━━━━━ EXERCISE INPUTS ━━━━━

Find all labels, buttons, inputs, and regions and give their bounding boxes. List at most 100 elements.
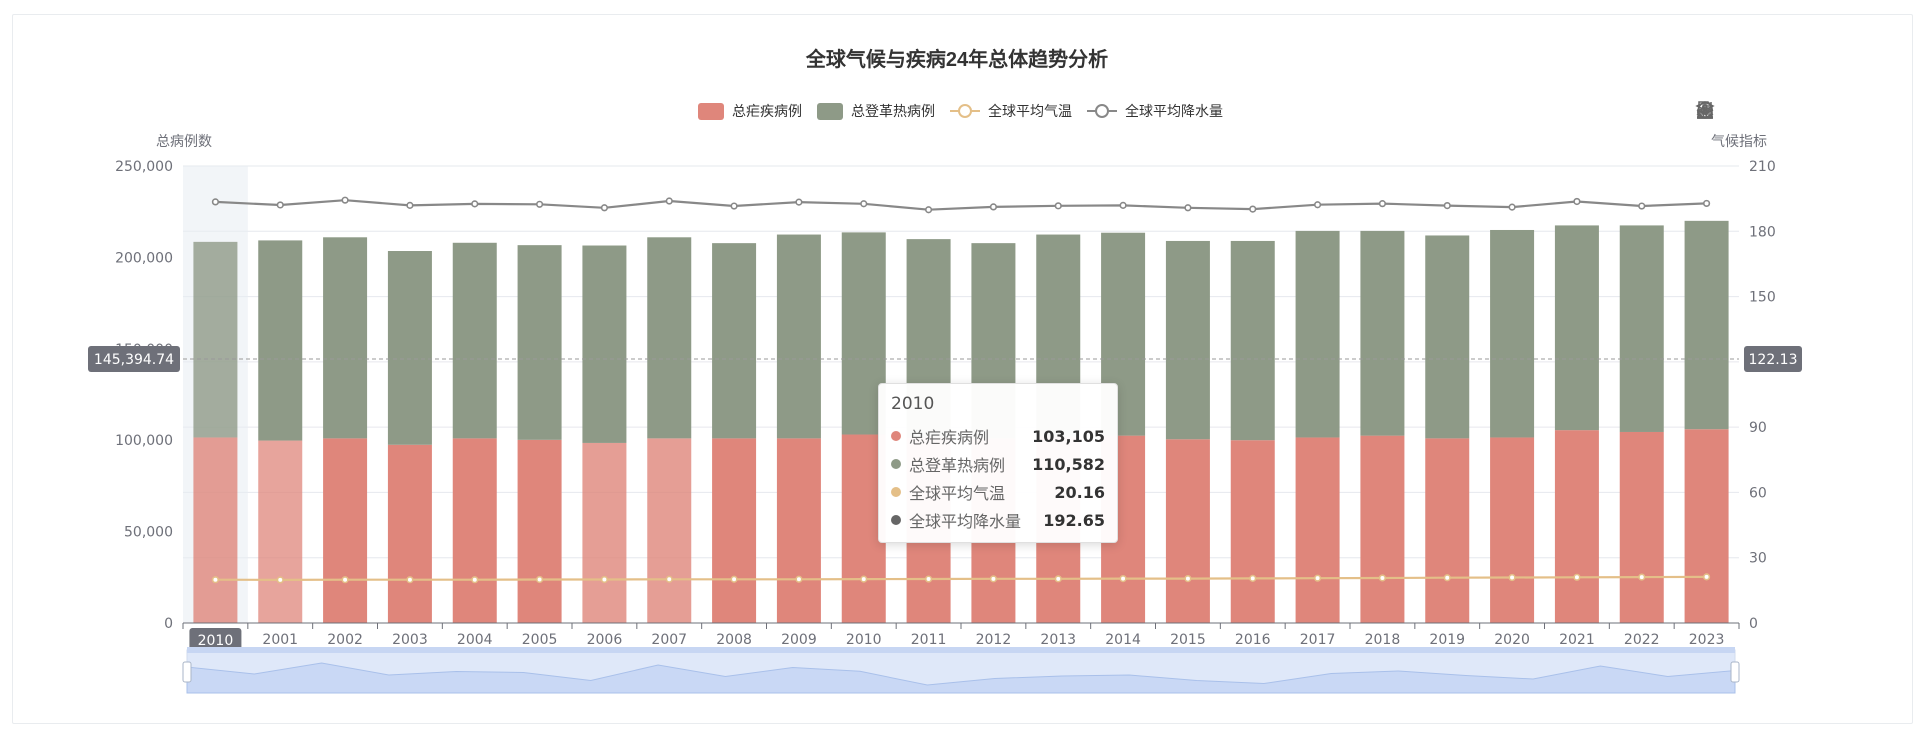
precipitation-point[interactable] (1119, 201, 1127, 209)
precipitation-point[interactable] (665, 197, 673, 205)
bar-dengue[interactable] (323, 237, 368, 439)
bar-dengue[interactable] (387, 251, 432, 445)
bar-dengue[interactable] (1425, 235, 1470, 439)
temperature-point[interactable] (341, 576, 349, 584)
precipitation-point[interactable] (1573, 197, 1581, 206)
precipitation-point[interactable] (406, 201, 414, 209)
temperature-point[interactable] (535, 575, 544, 584)
precipitation-point[interactable] (1443, 202, 1451, 210)
bar-dengue[interactable] (582, 245, 627, 443)
bar-malaria[interactable] (776, 438, 821, 623)
bar-malaria[interactable] (1230, 440, 1275, 623)
bar-malaria[interactable] (517, 439, 562, 623)
line-chart-icon[interactable] (1697, 100, 1813, 122)
temperature-point[interactable] (1054, 575, 1062, 583)
precipitation-point[interactable] (1508, 203, 1516, 211)
bar-dengue[interactable] (1230, 240, 1275, 441)
bar-malaria[interactable] (387, 444, 432, 623)
datazoom-top-bar[interactable] (187, 647, 1735, 653)
bar-dengue[interactable] (193, 241, 238, 438)
bar-dengue[interactable] (1684, 220, 1729, 430)
bar-malaria[interactable] (1360, 435, 1405, 623)
temperature-point[interactable] (860, 575, 868, 583)
precipitation-point[interactable] (989, 203, 998, 211)
precipitation-point[interactable] (1313, 201, 1322, 209)
datazoom-handle-right[interactable] (1730, 661, 1740, 683)
bar-malaria[interactable] (193, 437, 238, 623)
temperature-point[interactable] (1249, 574, 1257, 582)
bar-chart-icon[interactable] (1697, 100, 1845, 122)
temperature-point[interactable] (1702, 573, 1711, 581)
temperature-point[interactable] (924, 575, 933, 583)
bar-malaria[interactable] (712, 438, 757, 623)
precipitation-point[interactable] (211, 198, 220, 206)
precipitation-point[interactable] (600, 204, 609, 212)
bar-dengue[interactable] (712, 243, 757, 439)
precipitation-point[interactable] (341, 196, 349, 204)
temperature-point[interactable] (1508, 573, 1516, 582)
restore-icon[interactable] (1697, 100, 1781, 122)
bar-malaria[interactable] (1490, 437, 1535, 623)
precipitation-point[interactable] (730, 202, 738, 210)
bar-dengue[interactable] (1490, 229, 1535, 438)
bar-dengue[interactable] (517, 245, 562, 440)
temperature-point[interactable] (730, 575, 738, 583)
bar-dengue[interactable] (1360, 230, 1405, 436)
temperature-point[interactable] (276, 576, 284, 584)
bar-malaria[interactable] (1619, 431, 1664, 623)
bar-malaria[interactable] (1425, 438, 1470, 623)
temperature-point[interactable] (1443, 574, 1451, 582)
bar-dengue[interactable] (776, 234, 821, 439)
bar-malaria[interactable] (452, 438, 497, 623)
bar-malaria[interactable] (323, 438, 368, 623)
precipitation-point[interactable] (471, 200, 479, 208)
bar-dengue[interactable] (647, 237, 692, 439)
temperature-point[interactable] (1638, 573, 1646, 581)
x-tick-label: 2022 (1624, 632, 1660, 648)
precipitation-point[interactable] (1638, 202, 1646, 210)
temperature-point[interactable] (406, 576, 414, 584)
precipitation-point[interactable] (860, 200, 868, 208)
temperature-point[interactable] (1573, 573, 1581, 581)
bar-malaria[interactable] (1554, 430, 1599, 623)
legend-item-dengue[interactable]: 总登革热病例 (817, 103, 935, 120)
precipitation-point[interactable] (924, 206, 933, 214)
precipitation-point[interactable] (1054, 202, 1062, 210)
precipitation-point[interactable] (1702, 199, 1711, 208)
datazoom-slider[interactable] (182, 647, 1740, 694)
bar-dengue[interactable] (1295, 230, 1340, 438)
datazoom-handle-left[interactable] (182, 661, 192, 683)
temperature-point[interactable] (600, 575, 609, 584)
precipitation-point[interactable] (1184, 204, 1192, 212)
bar-malaria[interactable] (1295, 437, 1340, 623)
legend-item-precipitation[interactable]: 全球平均降水量 (1087, 103, 1223, 120)
bar-dengue[interactable] (258, 240, 303, 441)
temperature-point[interactable] (989, 575, 998, 583)
temperature-point[interactable] (665, 575, 673, 583)
bar-dengue[interactable] (1619, 225, 1664, 432)
bar-malaria[interactable] (1684, 429, 1729, 623)
legend-item-malaria[interactable]: 总疟疾病例 (698, 103, 802, 120)
precipitation-point[interactable] (276, 201, 284, 209)
temperature-point[interactable] (1184, 575, 1192, 583)
temperature-point[interactable] (471, 576, 479, 584)
precipitation-point[interactable] (795, 198, 803, 206)
temperature-point[interactable] (1313, 574, 1322, 582)
data-view-icon[interactable] (1698, 100, 1749, 122)
precipitation-point[interactable] (1378, 200, 1387, 208)
legend-item-temperature[interactable]: 全球平均气温 (950, 103, 1072, 120)
temperature-point[interactable] (795, 575, 803, 583)
precipitation-point[interactable] (1249, 205, 1257, 213)
bar-dengue[interactable] (1554, 225, 1599, 431)
precipitation-point[interactable] (535, 200, 544, 208)
bar-dengue[interactable] (452, 242, 497, 439)
bar-malaria[interactable] (582, 442, 627, 623)
bar-malaria[interactable] (647, 438, 692, 623)
stack-icon[interactable] (1695, 100, 1877, 122)
bar-malaria[interactable] (1165, 439, 1210, 623)
bar-malaria[interactable] (258, 440, 303, 623)
bar-dengue[interactable] (1165, 240, 1210, 440)
temperature-point[interactable] (1119, 575, 1127, 583)
temperature-point[interactable] (1378, 574, 1387, 582)
temperature-point[interactable] (211, 576, 220, 584)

━━━━━

* THE PROBLEM
Rename "temperature-point" to "temp-marker" in the lines from the one containing "precipitation-point[interactable] (1119, 201, 1127, 209)" through the one containing "bar-malaria[interactable] (1490, 437, 1535, 623)", and give those lines back with nothing else changed.

* TASK RESPONSE
precipitation-point[interactable] (1119, 201, 1127, 209)
precipitation-point[interactable] (665, 197, 673, 205)
bar-dengue[interactable] (323, 237, 368, 439)
bar-dengue[interactable] (387, 251, 432, 445)
bar-dengue[interactable] (1425, 235, 1470, 439)
temp-marker[interactable] (341, 576, 349, 584)
precipitation-point[interactable] (1573, 197, 1581, 206)
precipitation-point[interactable] (406, 201, 414, 209)
temp-marker[interactable] (535, 575, 544, 584)
precipitation-point[interactable] (1443, 202, 1451, 210)
bar-dengue[interactable] (582, 245, 627, 443)
bar-malaria[interactable] (776, 438, 821, 623)
bar-malaria[interactable] (1230, 440, 1275, 623)
bar-malaria[interactable] (517, 439, 562, 623)
line-chart-icon[interactable] (1697, 100, 1813, 122)
temp-marker[interactable] (1054, 575, 1062, 583)
precipitation-point[interactable] (1508, 203, 1516, 211)
bar-dengue[interactable] (1230, 240, 1275, 441)
bar-malaria[interactable] (387, 444, 432, 623)
datazoom-top-bar[interactable] (187, 647, 1735, 653)
bar-dengue[interactable] (193, 241, 238, 438)
bar-dengue[interactable] (1684, 220, 1729, 430)
bar-malaria[interactable] (1360, 435, 1405, 623)
temp-marker[interactable] (860, 575, 868, 583)
precipitation-point[interactable] (989, 203, 998, 211)
precipitation-point[interactable] (1313, 201, 1322, 209)
datazoom-handle-right[interactable] (1730, 661, 1740, 683)
bar-malaria[interactable] (193, 437, 238, 623)
temp-marker[interactable] (1249, 574, 1257, 582)
bar-chart-icon[interactable] (1697, 100, 1845, 122)
temp-marker[interactable] (1702, 573, 1711, 581)
temp-marker[interactable] (924, 575, 933, 583)
bar-malaria[interactable] (712, 438, 757, 623)
precipitation-point[interactable] (211, 198, 220, 206)
precipitation-point[interactable] (600, 204, 609, 212)
bar-dengue[interactable] (712, 243, 757, 439)
precipitation-point[interactable] (341, 196, 349, 204)
temp-marker[interactable] (1508, 573, 1516, 582)
restore-icon[interactable] (1697, 100, 1781, 122)
bar-malaria[interactable] (1490, 437, 1535, 623)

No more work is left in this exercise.